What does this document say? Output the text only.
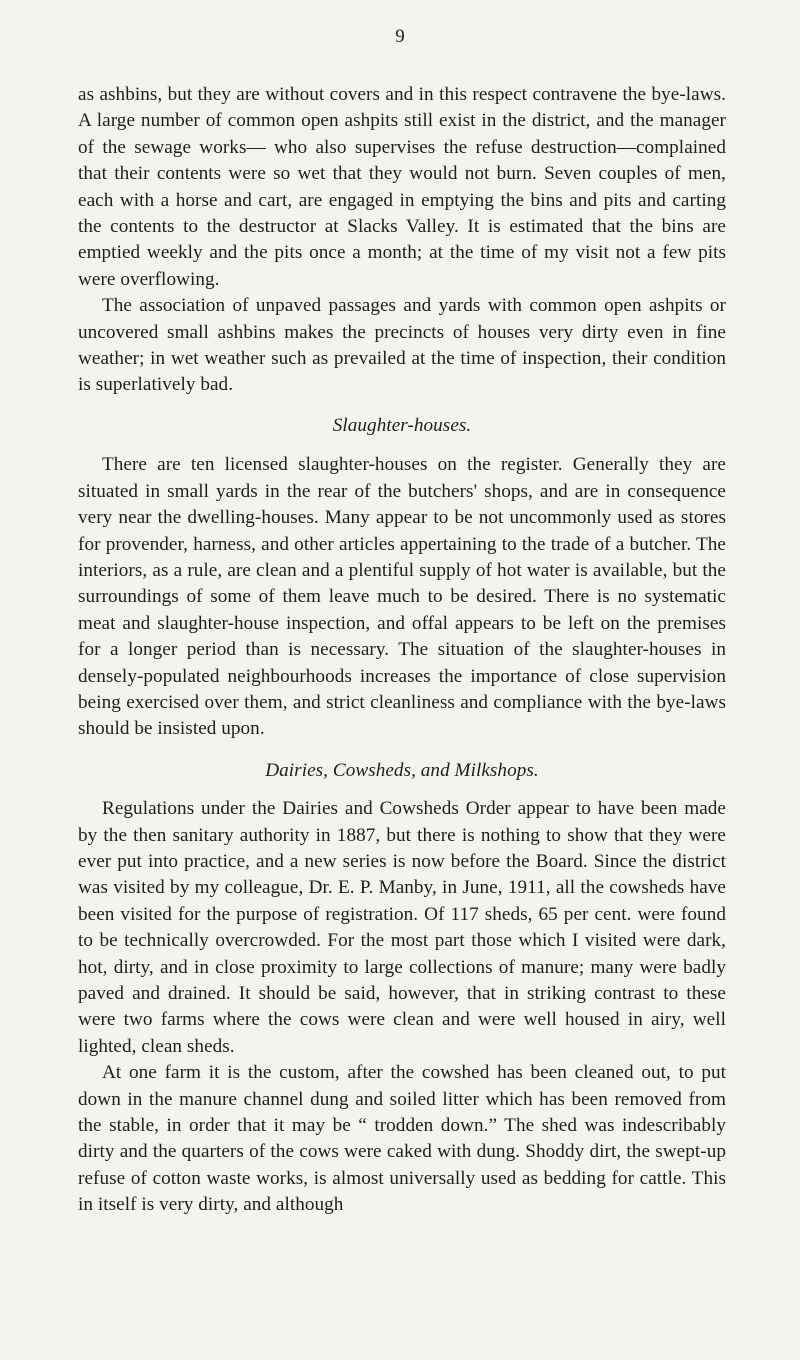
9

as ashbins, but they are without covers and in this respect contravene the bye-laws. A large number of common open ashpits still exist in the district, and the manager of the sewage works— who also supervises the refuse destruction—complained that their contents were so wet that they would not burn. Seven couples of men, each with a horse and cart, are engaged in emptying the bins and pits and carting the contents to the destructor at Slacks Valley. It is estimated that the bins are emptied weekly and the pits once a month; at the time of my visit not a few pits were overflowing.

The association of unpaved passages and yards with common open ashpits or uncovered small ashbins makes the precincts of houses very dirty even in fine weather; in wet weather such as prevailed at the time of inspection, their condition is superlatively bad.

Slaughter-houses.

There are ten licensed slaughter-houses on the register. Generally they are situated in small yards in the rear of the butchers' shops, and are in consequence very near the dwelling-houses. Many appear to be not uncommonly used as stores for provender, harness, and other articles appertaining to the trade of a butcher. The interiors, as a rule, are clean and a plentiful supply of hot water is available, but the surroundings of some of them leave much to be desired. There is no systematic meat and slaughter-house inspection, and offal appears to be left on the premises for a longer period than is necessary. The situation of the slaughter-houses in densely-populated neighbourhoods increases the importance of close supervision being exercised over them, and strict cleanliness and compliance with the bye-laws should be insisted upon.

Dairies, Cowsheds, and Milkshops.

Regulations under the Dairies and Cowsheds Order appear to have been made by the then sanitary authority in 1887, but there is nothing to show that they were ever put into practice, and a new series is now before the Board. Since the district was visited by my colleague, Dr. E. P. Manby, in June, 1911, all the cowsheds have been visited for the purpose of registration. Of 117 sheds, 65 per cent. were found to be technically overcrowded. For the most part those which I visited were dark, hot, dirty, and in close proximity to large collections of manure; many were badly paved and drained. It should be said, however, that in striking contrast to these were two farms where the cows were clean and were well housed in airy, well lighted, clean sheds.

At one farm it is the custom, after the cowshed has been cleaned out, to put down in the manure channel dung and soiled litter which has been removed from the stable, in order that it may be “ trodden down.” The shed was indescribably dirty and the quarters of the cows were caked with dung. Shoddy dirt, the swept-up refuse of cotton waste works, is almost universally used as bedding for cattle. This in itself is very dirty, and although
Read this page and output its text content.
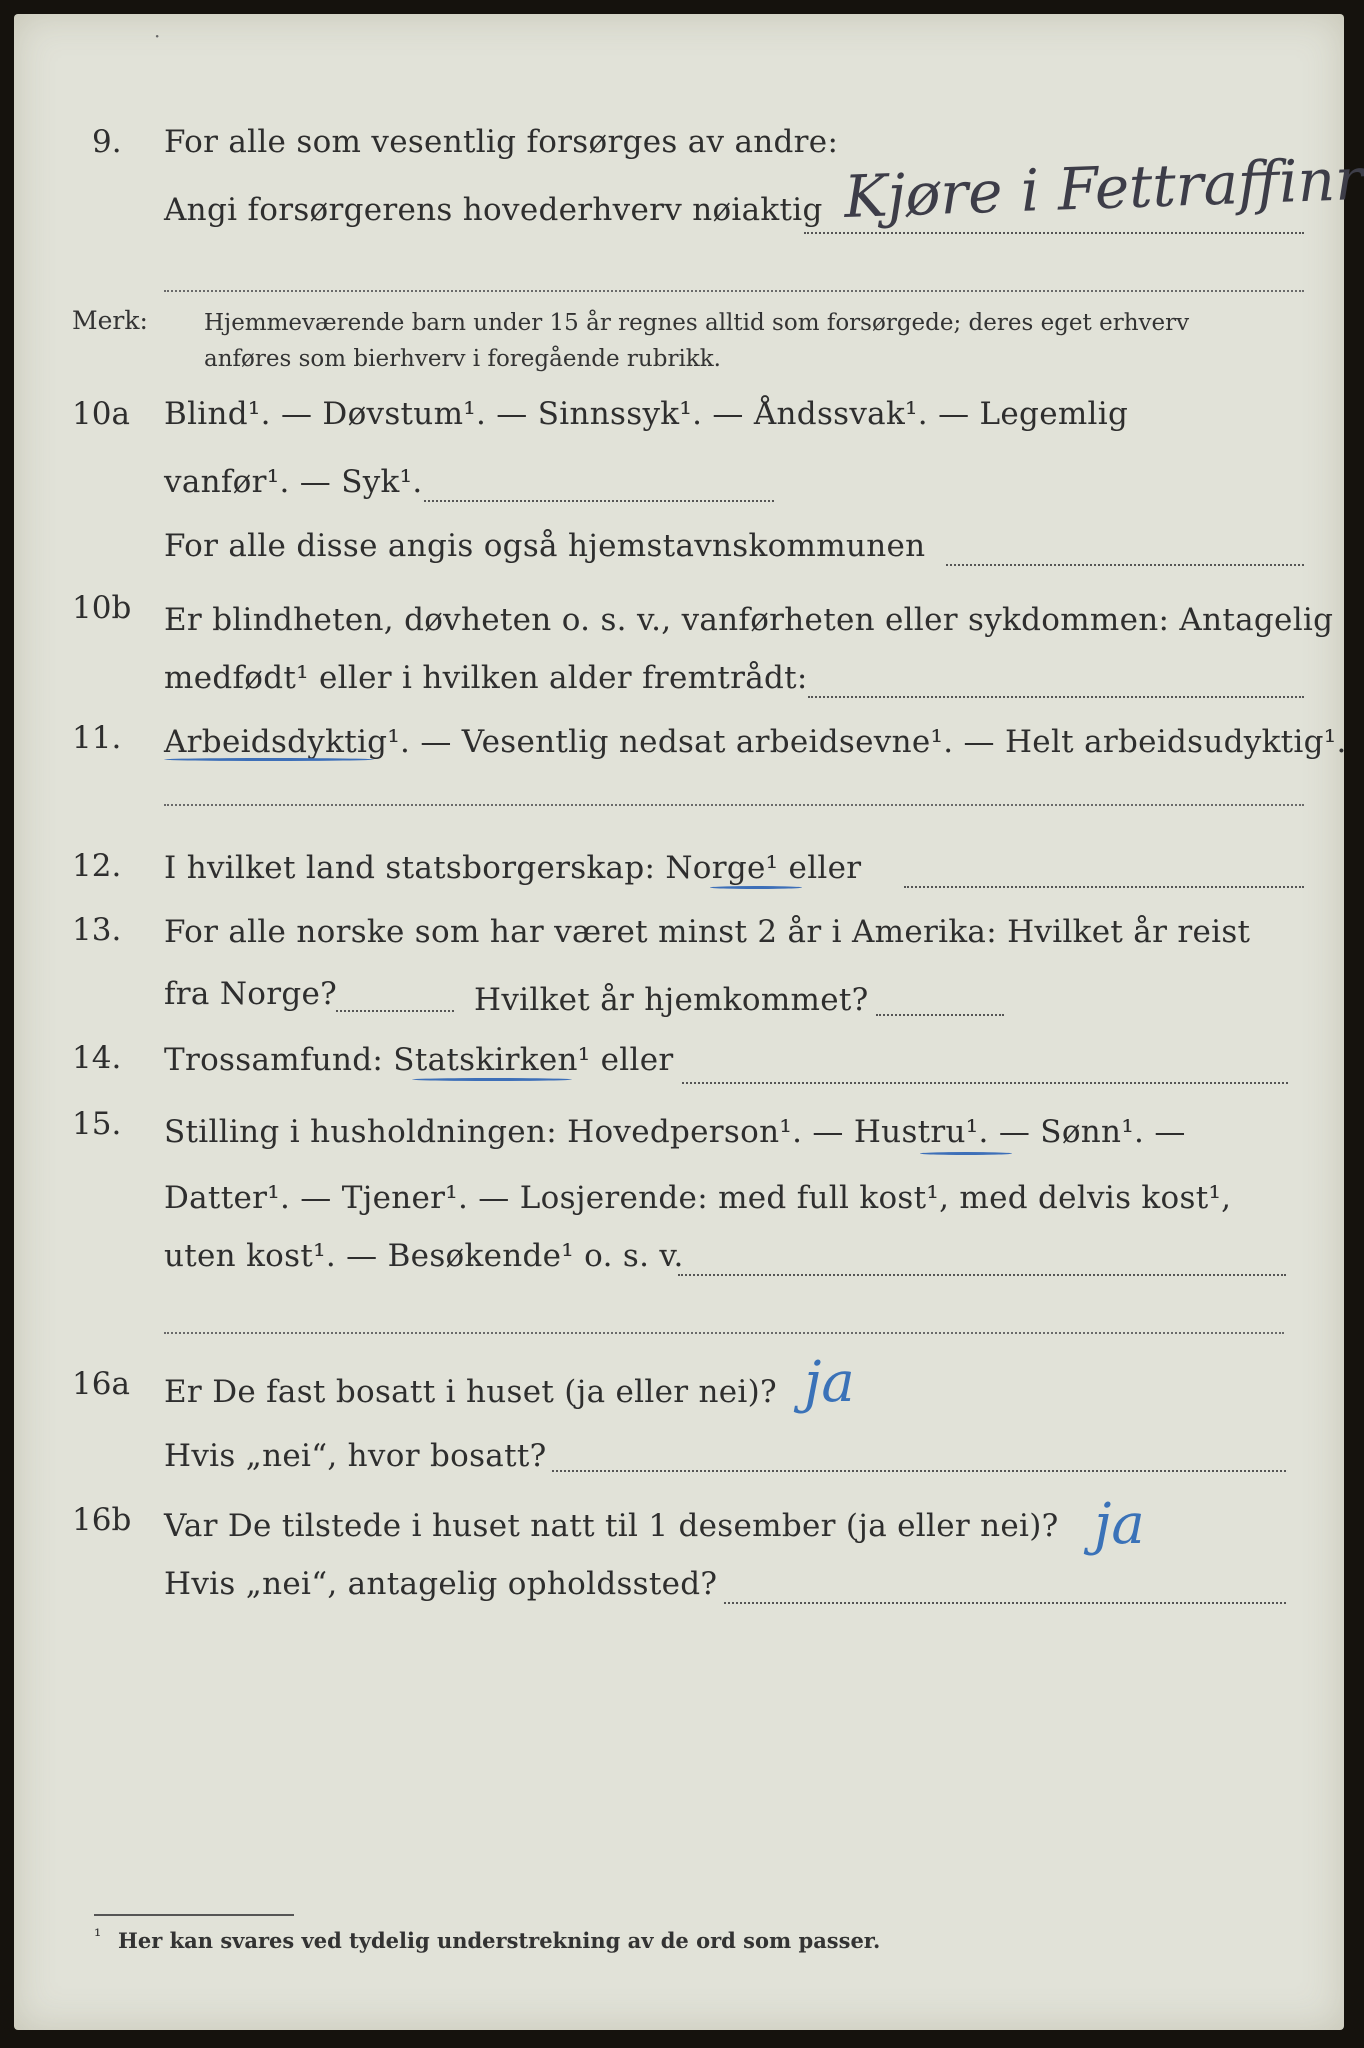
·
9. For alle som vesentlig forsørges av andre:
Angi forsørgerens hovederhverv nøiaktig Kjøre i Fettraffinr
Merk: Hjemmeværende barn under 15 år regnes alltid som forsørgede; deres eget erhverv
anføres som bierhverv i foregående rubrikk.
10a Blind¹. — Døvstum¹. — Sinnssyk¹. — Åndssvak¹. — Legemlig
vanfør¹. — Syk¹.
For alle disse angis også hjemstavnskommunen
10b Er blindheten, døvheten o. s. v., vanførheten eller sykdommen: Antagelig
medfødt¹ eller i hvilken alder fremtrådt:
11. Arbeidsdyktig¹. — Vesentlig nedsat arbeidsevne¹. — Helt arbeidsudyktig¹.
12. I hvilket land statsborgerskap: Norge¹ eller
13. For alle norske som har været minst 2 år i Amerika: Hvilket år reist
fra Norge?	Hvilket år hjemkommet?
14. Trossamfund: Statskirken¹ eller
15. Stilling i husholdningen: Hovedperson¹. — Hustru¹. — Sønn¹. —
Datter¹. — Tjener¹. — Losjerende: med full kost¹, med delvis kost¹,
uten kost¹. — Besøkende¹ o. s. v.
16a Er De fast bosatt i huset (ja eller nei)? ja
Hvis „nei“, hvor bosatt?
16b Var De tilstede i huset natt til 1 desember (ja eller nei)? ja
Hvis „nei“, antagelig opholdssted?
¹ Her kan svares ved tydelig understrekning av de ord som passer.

----------------

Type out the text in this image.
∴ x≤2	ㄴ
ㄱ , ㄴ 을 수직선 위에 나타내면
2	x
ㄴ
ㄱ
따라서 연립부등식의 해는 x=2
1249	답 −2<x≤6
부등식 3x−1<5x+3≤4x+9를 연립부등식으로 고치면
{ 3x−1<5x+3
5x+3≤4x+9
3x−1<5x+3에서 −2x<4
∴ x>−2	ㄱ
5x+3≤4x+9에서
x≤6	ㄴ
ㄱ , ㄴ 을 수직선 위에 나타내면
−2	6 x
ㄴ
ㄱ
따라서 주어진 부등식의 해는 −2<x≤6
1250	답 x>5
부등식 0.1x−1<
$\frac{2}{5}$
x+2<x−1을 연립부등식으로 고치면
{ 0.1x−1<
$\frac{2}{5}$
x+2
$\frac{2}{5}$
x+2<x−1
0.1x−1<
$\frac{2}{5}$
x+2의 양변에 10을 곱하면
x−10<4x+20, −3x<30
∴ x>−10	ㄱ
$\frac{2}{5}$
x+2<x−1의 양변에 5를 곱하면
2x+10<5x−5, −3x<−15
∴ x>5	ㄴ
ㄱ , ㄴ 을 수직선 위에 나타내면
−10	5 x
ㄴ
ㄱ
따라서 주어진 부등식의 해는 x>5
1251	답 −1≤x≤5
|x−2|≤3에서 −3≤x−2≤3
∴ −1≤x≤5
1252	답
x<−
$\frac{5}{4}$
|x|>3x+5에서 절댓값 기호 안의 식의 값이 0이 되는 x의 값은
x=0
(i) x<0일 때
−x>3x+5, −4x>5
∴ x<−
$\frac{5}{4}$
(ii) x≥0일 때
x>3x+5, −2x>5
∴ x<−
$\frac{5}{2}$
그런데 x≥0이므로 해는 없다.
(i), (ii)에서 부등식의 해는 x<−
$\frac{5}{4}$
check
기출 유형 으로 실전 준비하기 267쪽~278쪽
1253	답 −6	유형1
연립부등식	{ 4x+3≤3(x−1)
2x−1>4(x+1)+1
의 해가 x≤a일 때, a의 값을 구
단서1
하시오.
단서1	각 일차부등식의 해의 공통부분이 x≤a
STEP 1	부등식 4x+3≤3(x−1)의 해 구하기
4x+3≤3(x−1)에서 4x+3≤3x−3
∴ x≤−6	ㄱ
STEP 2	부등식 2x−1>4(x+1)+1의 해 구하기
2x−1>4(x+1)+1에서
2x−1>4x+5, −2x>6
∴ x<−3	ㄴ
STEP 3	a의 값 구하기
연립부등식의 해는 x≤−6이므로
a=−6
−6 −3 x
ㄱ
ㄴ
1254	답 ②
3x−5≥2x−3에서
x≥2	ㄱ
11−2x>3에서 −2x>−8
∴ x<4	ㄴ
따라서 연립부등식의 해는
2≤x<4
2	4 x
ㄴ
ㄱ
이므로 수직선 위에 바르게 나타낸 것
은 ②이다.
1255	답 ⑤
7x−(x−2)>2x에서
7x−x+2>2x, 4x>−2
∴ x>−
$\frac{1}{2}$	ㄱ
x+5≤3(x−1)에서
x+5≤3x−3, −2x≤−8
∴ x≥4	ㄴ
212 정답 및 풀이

----------------

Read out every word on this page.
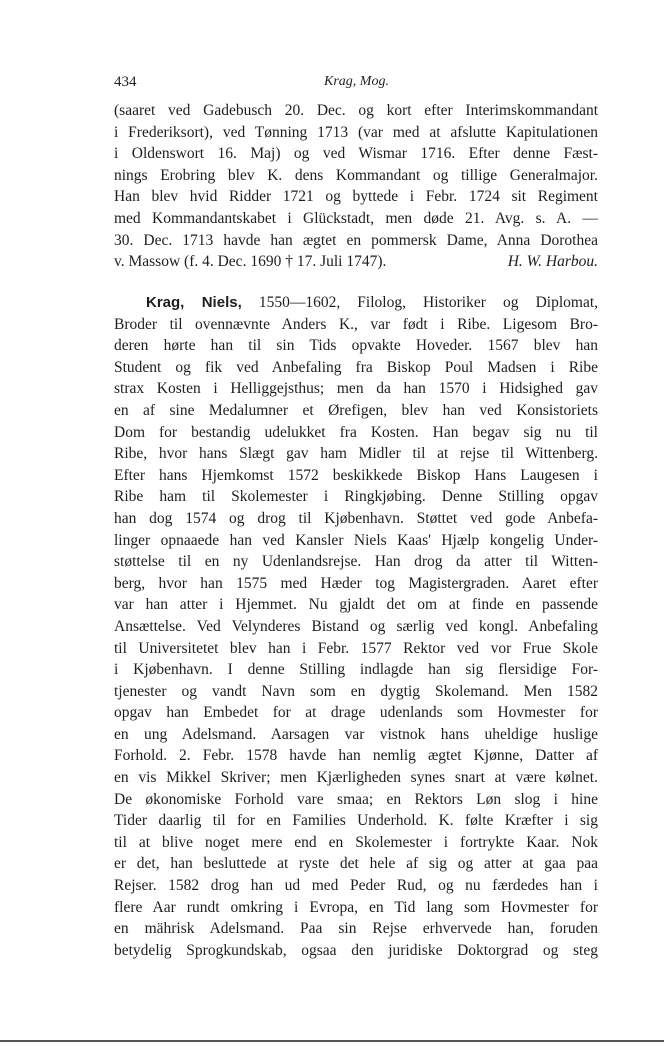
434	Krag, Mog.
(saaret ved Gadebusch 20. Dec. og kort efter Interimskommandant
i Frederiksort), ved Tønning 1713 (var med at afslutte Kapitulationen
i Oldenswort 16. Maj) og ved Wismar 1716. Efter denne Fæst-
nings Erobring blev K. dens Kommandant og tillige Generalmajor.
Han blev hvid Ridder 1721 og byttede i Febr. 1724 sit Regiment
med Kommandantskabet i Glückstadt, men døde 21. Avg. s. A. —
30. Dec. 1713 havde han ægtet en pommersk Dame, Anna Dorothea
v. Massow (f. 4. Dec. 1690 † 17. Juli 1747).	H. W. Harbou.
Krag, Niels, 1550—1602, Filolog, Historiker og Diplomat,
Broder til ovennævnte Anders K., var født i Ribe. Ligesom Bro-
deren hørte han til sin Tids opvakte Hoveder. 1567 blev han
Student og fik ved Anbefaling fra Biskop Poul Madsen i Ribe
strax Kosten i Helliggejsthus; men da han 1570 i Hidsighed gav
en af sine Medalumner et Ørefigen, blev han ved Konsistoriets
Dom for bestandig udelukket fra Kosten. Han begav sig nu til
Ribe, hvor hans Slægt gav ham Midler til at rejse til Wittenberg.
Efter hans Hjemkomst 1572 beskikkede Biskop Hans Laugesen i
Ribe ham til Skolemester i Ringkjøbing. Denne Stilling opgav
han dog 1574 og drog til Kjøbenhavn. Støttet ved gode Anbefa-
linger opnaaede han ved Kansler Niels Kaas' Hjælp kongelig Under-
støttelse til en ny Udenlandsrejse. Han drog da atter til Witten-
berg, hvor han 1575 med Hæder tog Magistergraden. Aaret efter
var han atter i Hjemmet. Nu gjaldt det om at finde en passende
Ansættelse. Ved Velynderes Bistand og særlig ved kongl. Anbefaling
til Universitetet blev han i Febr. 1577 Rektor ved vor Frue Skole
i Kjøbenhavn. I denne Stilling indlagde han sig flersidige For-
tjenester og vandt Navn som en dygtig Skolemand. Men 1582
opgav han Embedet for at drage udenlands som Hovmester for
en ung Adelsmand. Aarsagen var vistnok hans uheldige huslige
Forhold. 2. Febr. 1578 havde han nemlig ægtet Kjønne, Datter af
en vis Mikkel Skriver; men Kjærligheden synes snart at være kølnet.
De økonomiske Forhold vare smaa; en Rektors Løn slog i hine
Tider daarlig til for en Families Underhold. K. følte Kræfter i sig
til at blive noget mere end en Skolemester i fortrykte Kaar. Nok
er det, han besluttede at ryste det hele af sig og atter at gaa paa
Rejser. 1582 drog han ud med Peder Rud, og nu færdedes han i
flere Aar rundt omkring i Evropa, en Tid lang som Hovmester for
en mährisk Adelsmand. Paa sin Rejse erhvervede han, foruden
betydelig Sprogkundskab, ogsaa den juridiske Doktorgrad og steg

----------------

WHAT IS EXPECTED =
Identify how many lines in the entries above contain the word "Kjøbenhavn" and provide only that figure.

RESPONSE TO THIS EXERCISE =
2